**GIVEN EXERCISE:**
Among the records that follow, count the lines with the string "Output"; report only that count.
Start of DATA EXTRACT
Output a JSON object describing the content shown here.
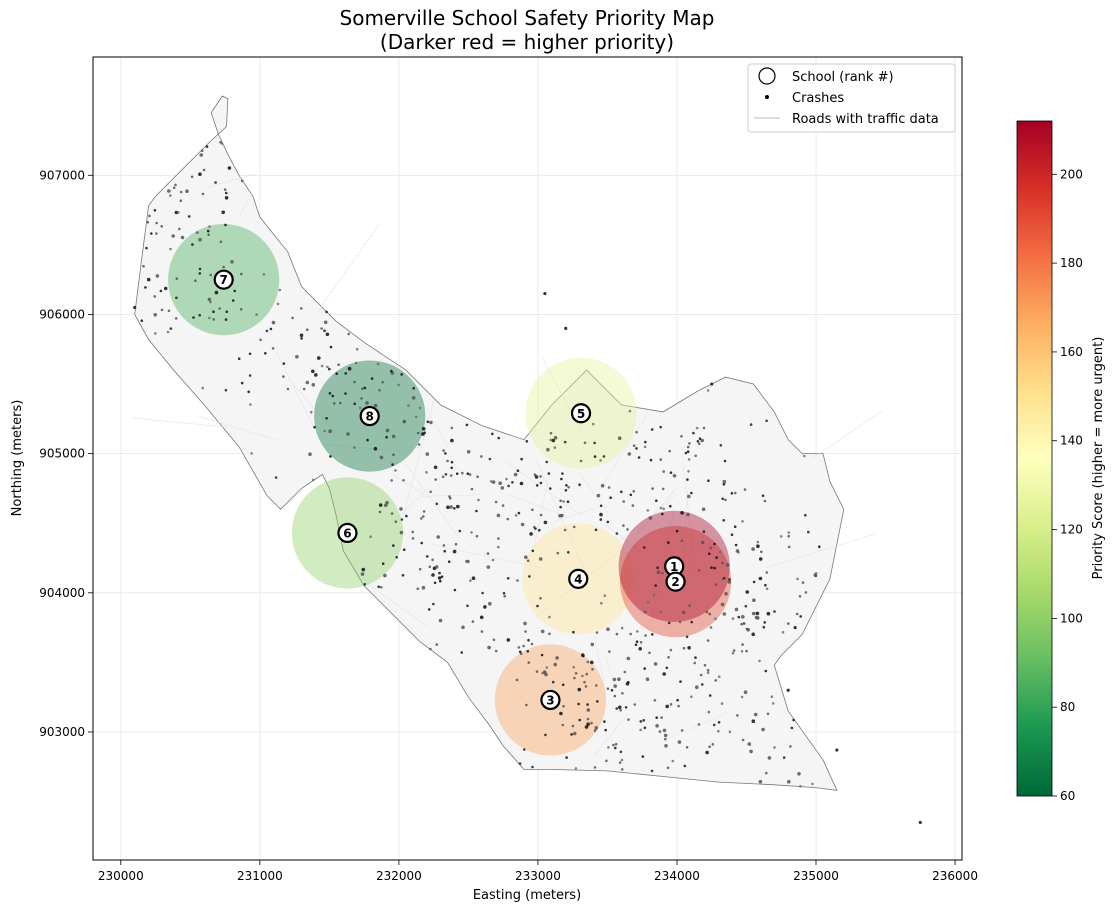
{
  "chart_data": {
    "type": "scatter",
    "title": "Somerville School Safety Priority Map",
    "subtitle": "(Darker red = higher priority)",
    "xlabel": "Easting (meters)",
    "ylabel": "Northing (meters)",
    "xlim": [
      229800,
      236050
    ],
    "ylim": [
      902080,
      907850
    ],
    "x_ticks": [
      230000,
      231000,
      232000,
      233000,
      234000,
      235000,
      236000
    ],
    "y_ticks": [
      903000,
      904000,
      905000,
      906000,
      907000
    ],
    "grid": true,
    "legend": {
      "placement": "top-right",
      "entries": [
        "School (rank #)",
        "Crashes",
        "Roads with traffic data"
      ]
    },
    "colorbar": {
      "label": "Priority Score (higher = more urgent)",
      "range": [
        60,
        212
      ],
      "ticks": [
        60,
        80,
        100,
        120,
        140,
        160,
        180,
        200
      ],
      "colormap": "RdYlGn_r"
    },
    "boundary": [
      [
        230730,
        907570
      ],
      [
        230770,
        907550
      ],
      [
        230760,
        907350
      ],
      [
        230650,
        907250
      ],
      [
        230450,
        907050
      ],
      [
        230250,
        906850
      ],
      [
        230200,
        906780
      ],
      [
        230150,
        906400
      ],
      [
        230100,
        906000
      ],
      [
        230200,
        905820
      ],
      [
        230380,
        905600
      ],
      [
        230600,
        905350
      ],
      [
        230850,
        905050
      ],
      [
        231050,
        904700
      ],
      [
        231150,
        904600
      ],
      [
        231300,
        904750
      ],
      [
        231450,
        904850
      ],
      [
        231500,
        904750
      ],
      [
        231550,
        904550
      ],
      [
        231600,
        904300
      ],
      [
        231750,
        904050
      ],
      [
        231950,
        903850
      ],
      [
        232150,
        903650
      ],
      [
        232350,
        903500
      ],
      [
        232500,
        903250
      ],
      [
        232650,
        903050
      ],
      [
        232750,
        902900
      ],
      [
        232900,
        902730
      ],
      [
        233100,
        902730
      ],
      [
        233500,
        902720
      ],
      [
        233900,
        902680
      ],
      [
        234300,
        902640
      ],
      [
        234700,
        902620
      ],
      [
        235000,
        902600
      ],
      [
        235150,
        902580
      ],
      [
        235050,
        902800
      ],
      [
        234800,
        903150
      ],
      [
        234700,
        903480
      ],
      [
        234750,
        903550
      ],
      [
        234900,
        903700
      ],
      [
        235100,
        904100
      ],
      [
        235200,
        904600
      ],
      [
        235100,
        904800
      ],
      [
        235050,
        905000
      ],
      [
        234900,
        905000
      ],
      [
        234800,
        905100
      ],
      [
        234700,
        905300
      ],
      [
        234550,
        905500
      ],
      [
        234350,
        905550
      ],
      [
        234150,
        905450
      ],
      [
        233900,
        905300
      ],
      [
        233600,
        905350
      ],
      [
        233350,
        905600
      ],
      [
        233100,
        905350
      ],
      [
        232900,
        905100
      ],
      [
        232600,
        905200
      ],
      [
        232300,
        905350
      ],
      [
        232050,
        905600
      ],
      [
        231750,
        905800
      ],
      [
        231550,
        905950
      ],
      [
        231300,
        906200
      ],
      [
        231200,
        906450
      ],
      [
        231000,
        906700
      ],
      [
        230950,
        906850
      ],
      [
        230850,
        907000
      ],
      [
        230770,
        907150
      ],
      [
        230700,
        907300
      ],
      [
        230650,
        907450
      ]
    ],
    "schools": [
      {
        "rank": 1,
        "label": "1",
        "x": 233980,
        "y": 904190,
        "score": 212
      },
      {
        "rank": 2,
        "label": "2",
        "x": 233990,
        "y": 904080,
        "score": 192
      },
      {
        "rank": 3,
        "label": "3",
        "x": 233090,
        "y": 903230,
        "score": 170
      },
      {
        "rank": 4,
        "label": "4",
        "x": 233290,
        "y": 904100,
        "score": 148
      },
      {
        "rank": 5,
        "label": "5",
        "x": 233310,
        "y": 905290,
        "score": 124
      },
      {
        "rank": 6,
        "label": "6",
        "x": 231630,
        "y": 904430,
        "score": 100
      },
      {
        "rank": 7,
        "label": "7",
        "x": 230740,
        "y": 906250,
        "score": 84
      },
      {
        "rank": 8,
        "label": "8",
        "x": 231790,
        "y": 905270,
        "score": 62
      }
    ],
    "crash_clusters": [
      {
        "x": 230330,
        "y": 907200
      },
      {
        "x": 230600,
        "y": 906900
      },
      {
        "x": 230450,
        "y": 906300
      },
      {
        "x": 231300,
        "y": 905700
      },
      {
        "x": 231800,
        "y": 905300
      },
      {
        "x": 232300,
        "y": 904900
      },
      {
        "x": 232800,
        "y": 904600
      },
      {
        "x": 233300,
        "y": 904800
      },
      {
        "x": 233900,
        "y": 904900
      },
      {
        "x": 234200,
        "y": 904400
      },
      {
        "x": 234600,
        "y": 904100
      },
      {
        "x": 234200,
        "y": 903600
      },
      {
        "x": 233700,
        "y": 903300
      },
      {
        "x": 233300,
        "y": 903400
      },
      {
        "x": 232600,
        "y": 903900
      },
      {
        "x": 231900,
        "y": 904300
      },
      {
        "x": 233600,
        "y": 902900
      },
      {
        "x": 234500,
        "y": 902800
      }
    ],
    "crash_points_isolated": [
      {
        "x": 233050,
        "y": 906150
      },
      {
        "x": 235750,
        "y": 902350
      },
      {
        "x": 235150,
        "y": 902870
      },
      {
        "x": 234850,
        "y": 903750
      },
      {
        "x": 234800,
        "y": 903300
      },
      {
        "x": 230100,
        "y": 906050
      },
      {
        "x": 233200,
        "y": 905900
      },
      {
        "x": 234250,
        "y": 905500
      }
    ]
  }
}
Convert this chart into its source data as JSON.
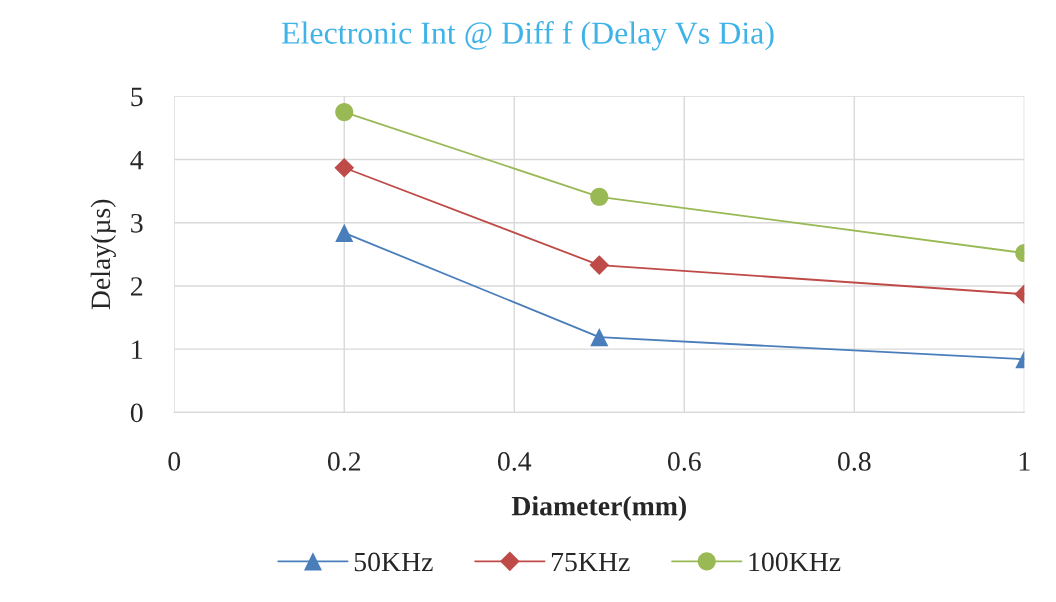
{
  "chart_data": {
    "type": "line",
    "title": "Electronic Int @ Diff f (Delay Vs Dia)",
    "xlabel": "Diameter(mm)",
    "ylabel": "Delay(µs)",
    "x": [
      0.2,
      0.5,
      1
    ],
    "series": [
      {
        "name": "50KHz",
        "color": "#4a7ebb",
        "marker": "triangle",
        "values": [
          2.84,
          1.19,
          0.84
        ]
      },
      {
        "name": "75KHz",
        "color": "#be4b48",
        "marker": "diamond",
        "values": [
          3.87,
          2.33,
          1.87
        ]
      },
      {
        "name": "100KHz",
        "color": "#98b954",
        "marker": "circle",
        "values": [
          4.75,
          3.41,
          2.52
        ]
      }
    ],
    "xlim": [
      0,
      1
    ],
    "xticks": [
      0,
      0.2,
      0.4,
      0.6,
      0.8,
      1
    ],
    "ylim": [
      0,
      5
    ],
    "yticks": [
      0,
      1,
      2,
      3,
      4,
      5
    ],
    "grid": true,
    "legend": "bottom",
    "line_style": "solid"
  }
}
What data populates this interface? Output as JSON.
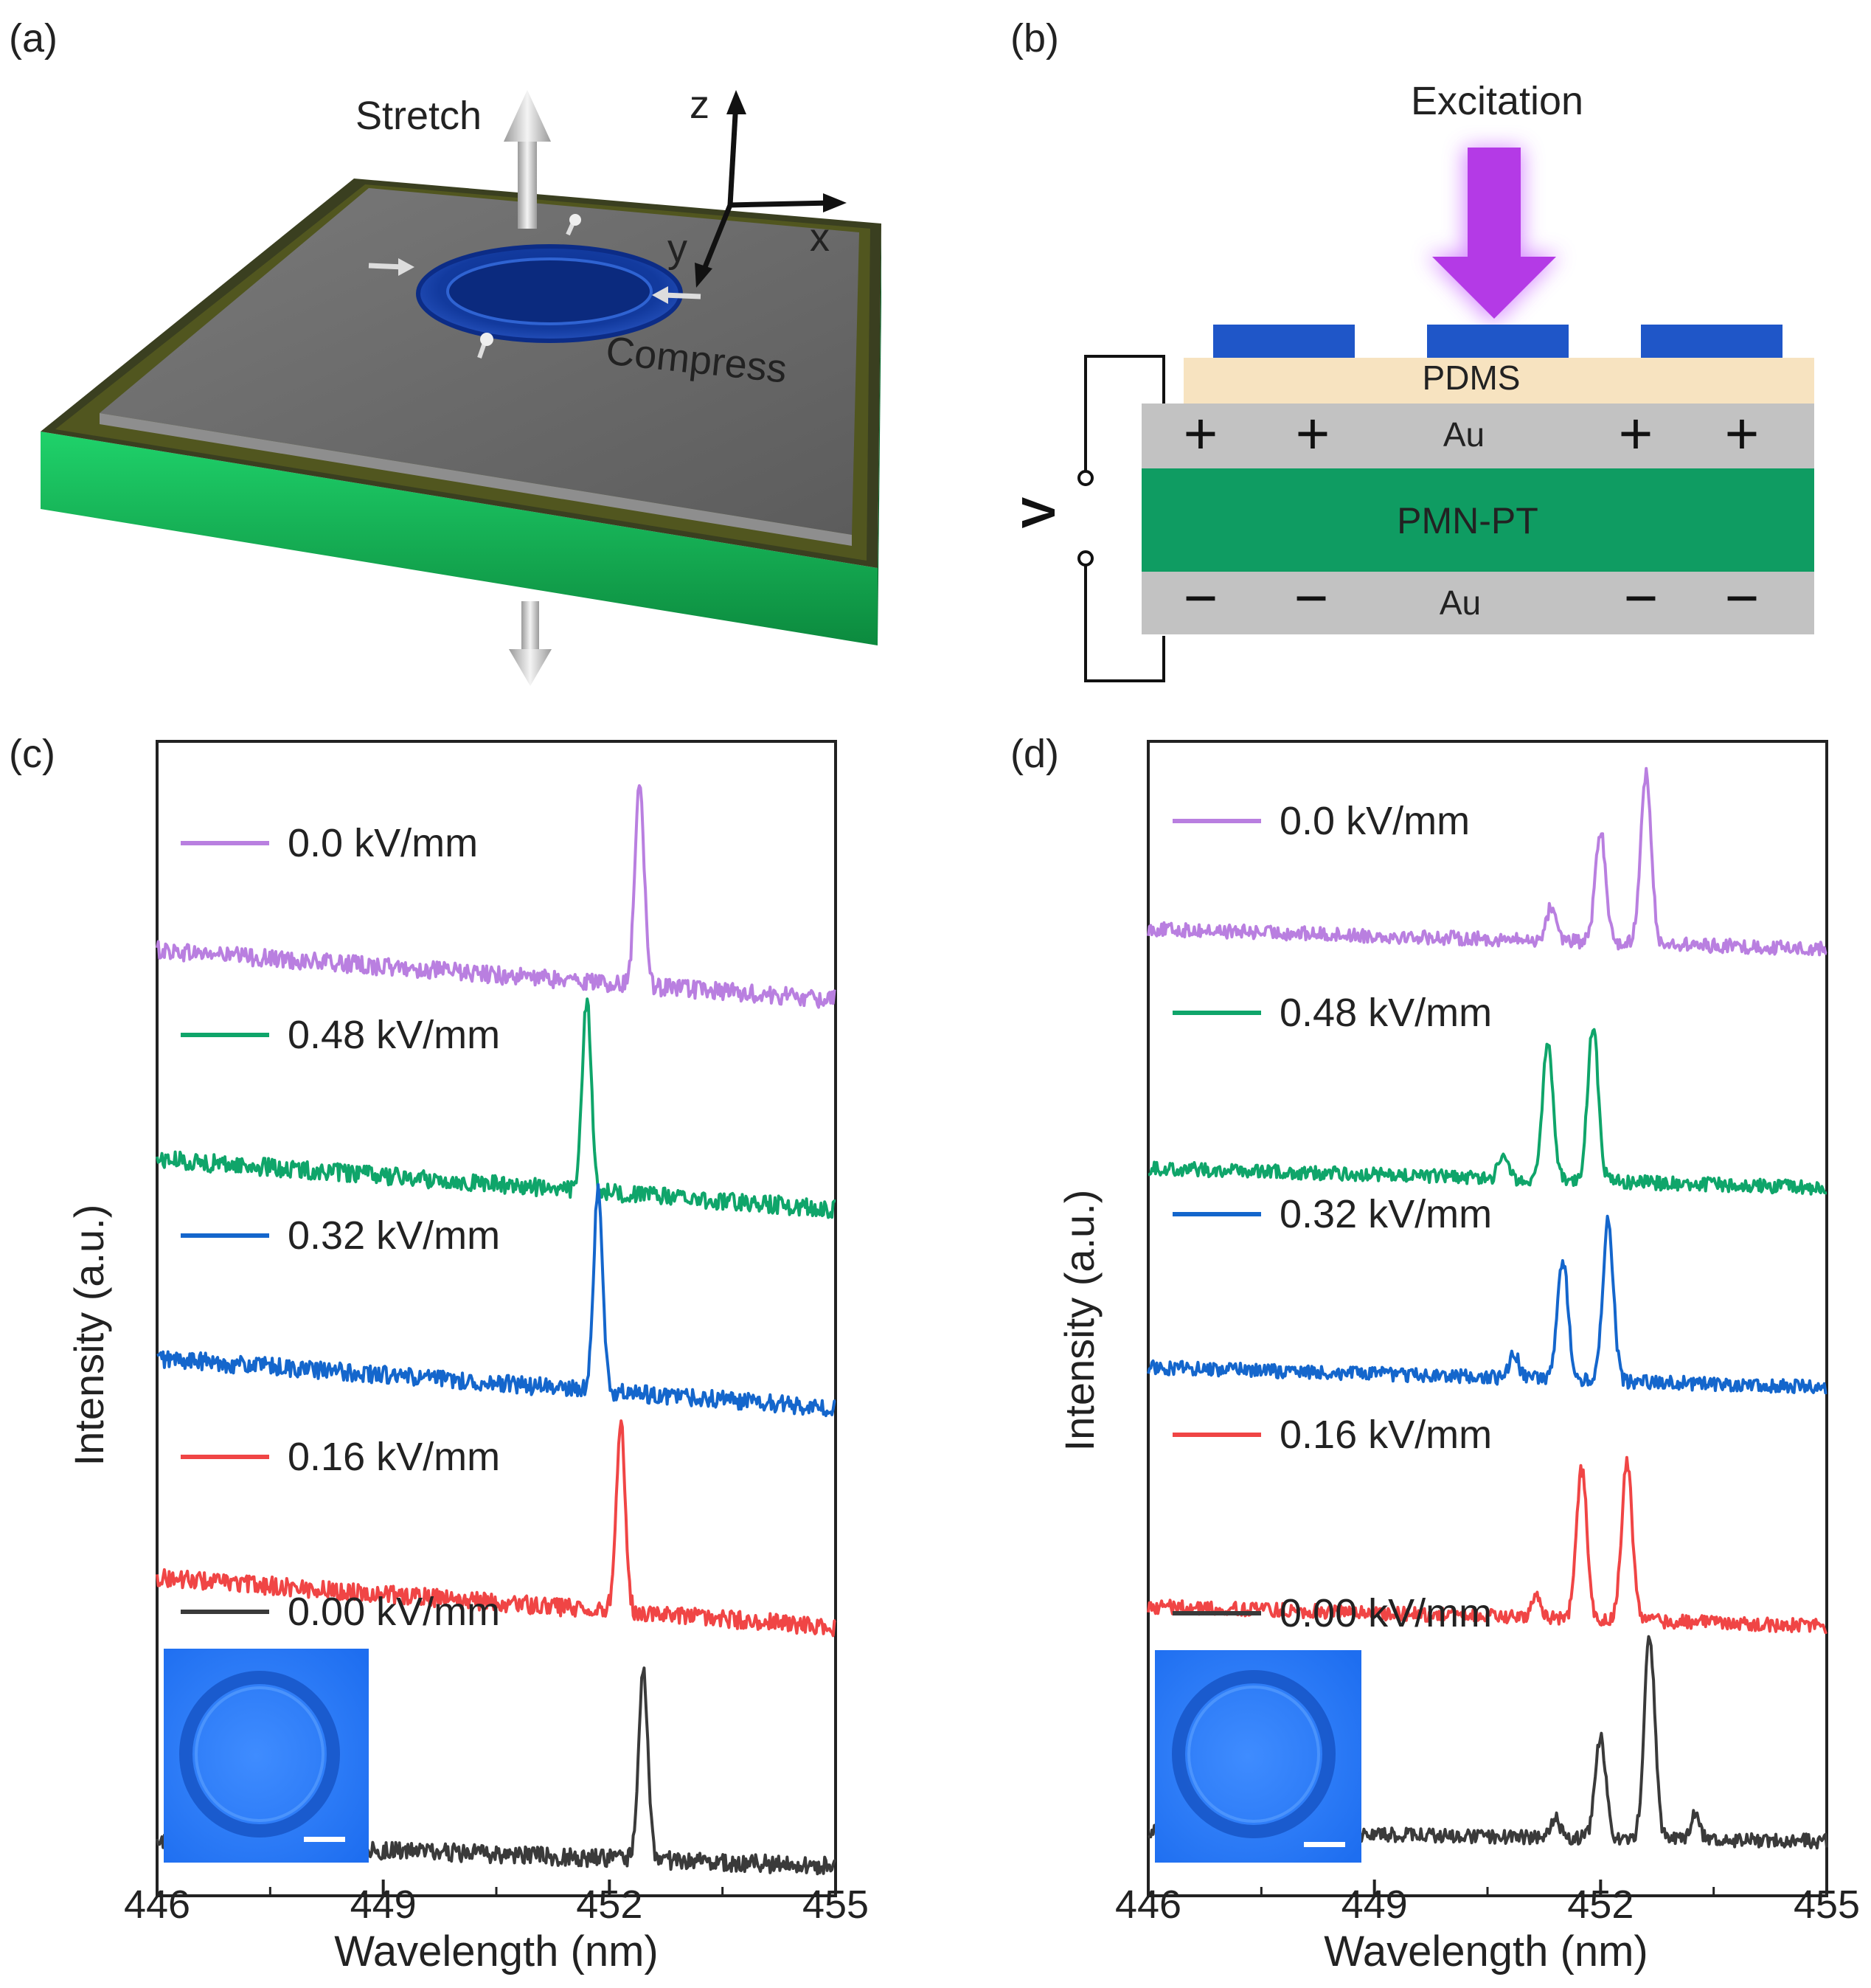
End of DATA EXTRACT
**THE ANSWER:**
2